:: Aim ::
Nothing in the records may be left out or altered; reproduce them all exactly.

-- BEGIN --

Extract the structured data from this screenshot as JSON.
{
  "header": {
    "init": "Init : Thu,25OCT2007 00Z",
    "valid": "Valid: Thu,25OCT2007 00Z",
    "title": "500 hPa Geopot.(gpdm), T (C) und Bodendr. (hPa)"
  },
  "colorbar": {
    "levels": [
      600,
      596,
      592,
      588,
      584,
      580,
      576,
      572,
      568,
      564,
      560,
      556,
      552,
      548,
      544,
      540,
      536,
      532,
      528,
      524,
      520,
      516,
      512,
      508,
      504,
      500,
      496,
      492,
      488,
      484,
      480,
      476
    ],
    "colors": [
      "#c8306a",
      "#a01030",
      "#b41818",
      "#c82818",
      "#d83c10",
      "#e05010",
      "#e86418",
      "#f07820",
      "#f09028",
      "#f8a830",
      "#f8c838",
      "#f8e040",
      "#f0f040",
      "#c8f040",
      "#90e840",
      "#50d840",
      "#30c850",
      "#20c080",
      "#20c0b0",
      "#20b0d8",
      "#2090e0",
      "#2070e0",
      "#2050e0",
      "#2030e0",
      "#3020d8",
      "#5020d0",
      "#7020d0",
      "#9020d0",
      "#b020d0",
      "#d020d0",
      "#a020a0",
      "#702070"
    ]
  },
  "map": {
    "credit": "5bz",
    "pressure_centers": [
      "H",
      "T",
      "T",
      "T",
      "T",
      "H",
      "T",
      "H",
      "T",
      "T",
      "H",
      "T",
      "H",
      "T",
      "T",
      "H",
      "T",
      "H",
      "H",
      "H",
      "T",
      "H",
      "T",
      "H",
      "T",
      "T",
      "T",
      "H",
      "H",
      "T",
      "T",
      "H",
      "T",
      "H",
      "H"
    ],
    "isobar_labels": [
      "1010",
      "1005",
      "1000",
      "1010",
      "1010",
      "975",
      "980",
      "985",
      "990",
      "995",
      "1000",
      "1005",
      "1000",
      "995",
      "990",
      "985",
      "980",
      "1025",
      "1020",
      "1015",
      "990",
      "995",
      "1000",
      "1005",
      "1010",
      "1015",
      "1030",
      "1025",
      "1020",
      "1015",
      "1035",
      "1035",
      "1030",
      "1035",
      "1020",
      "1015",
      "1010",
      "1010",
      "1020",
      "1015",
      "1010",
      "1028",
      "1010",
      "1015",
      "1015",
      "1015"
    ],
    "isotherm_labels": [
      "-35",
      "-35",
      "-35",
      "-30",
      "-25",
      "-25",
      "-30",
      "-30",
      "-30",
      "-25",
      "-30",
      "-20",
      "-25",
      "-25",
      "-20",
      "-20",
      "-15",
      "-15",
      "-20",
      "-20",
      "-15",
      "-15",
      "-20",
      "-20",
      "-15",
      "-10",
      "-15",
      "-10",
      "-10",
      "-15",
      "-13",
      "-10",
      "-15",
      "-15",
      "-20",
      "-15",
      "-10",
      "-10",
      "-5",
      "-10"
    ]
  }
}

-- END --

:: Completed task ::
Extract the structured data from this screenshot as JSON.
{
  "header": {
    "init": "Init : Thu,25OCT2007 00Z",
    "valid": "Valid: Thu,25OCT2007 00Z",
    "title": "500 hPa Geopot.(gpdm), T (C) und Bodendr. (hPa)"
  },
  "colorbar": {
    "levels": [
      600,
      596,
      592,
      588,
      584,
      580,
      576,
      572,
      568,
      564,
      560,
      556,
      552,
      548,
      544,
      540,
      536,
      532,
      528,
      524,
      520,
      516,
      512,
      508,
      504,
      500,
      496,
      492,
      488,
      484,
      480,
      476
    ],
    "colors": [
      "#c8306a",
      "#a01030",
      "#b41818",
      "#c82818",
      "#d83c10",
      "#e05010",
      "#e86418",
      "#f07820",
      "#f09028",
      "#f8a830",
      "#f8c838",
      "#f8e040",
      "#f0f040",
      "#c8f040",
      "#90e840",
      "#50d840",
      "#30c850",
      "#20c080",
      "#20c0b0",
      "#20b0d8",
      "#2090e0",
      "#2070e0",
      "#2050e0",
      "#2030e0",
      "#3020d8",
      "#5020d0",
      "#7020d0",
      "#9020d0",
      "#b020d0",
      "#d020d0",
      "#a020a0",
      "#702070"
    ]
  },
  "map": {
    "credit": "5bz",
    "pressure_centers": [
      "H",
      "T",
      "T",
      "T",
      "T",
      "H",
      "T",
      "H",
      "T",
      "T",
      "H",
      "T",
      "H",
      "T",
      "T",
      "H",
      "T",
      "H",
      "H",
      "H",
      "T",
      "H",
      "T",
      "H",
      "T",
      "T",
      "T",
      "H",
      "H",
      "T",
      "T",
      "H",
      "T",
      "H",
      "H"
    ],
    "isobar_labels": [
      "1010",
      "1005",
      "1000",
      "1010",
      "1010",
      "975",
      "980",
      "985",
      "990",
      "995",
      "1000",
      "1005",
      "1000",
      "995",
      "990",
      "985",
      "980",
      "1025",
      "1020",
      "1015",
      "990",
      "995",
      "1000",
      "1005",
      "1010",
      "1015",
      "1030",
      "1025",
      "1020",
      "1015",
      "1035",
      "1035",
      "1030",
      "1035",
      "1020",
      "1015",
      "1010",
      "1010",
      "1020",
      "1015",
      "1010",
      "1028",
      "1010",
      "1015",
      "1015",
      "1015"
    ],
    "isotherm_labels": [
      "-35",
      "-35",
      "-35",
      "-30",
      "-25",
      "-25",
      "-30",
      "-30",
      "-30",
      "-25",
      "-30",
      "-20",
      "-25",
      "-25",
      "-20",
      "-20",
      "-15",
      "-15",
      "-20",
      "-20",
      "-15",
      "-15",
      "-20",
      "-20",
      "-15",
      "-10",
      "-15",
      "-10",
      "-10",
      "-15",
      "-13",
      "-10",
      "-15",
      "-15",
      "-20",
      "-15",
      "-10",
      "-10",
      "-5",
      "-10"
    ]
  }
}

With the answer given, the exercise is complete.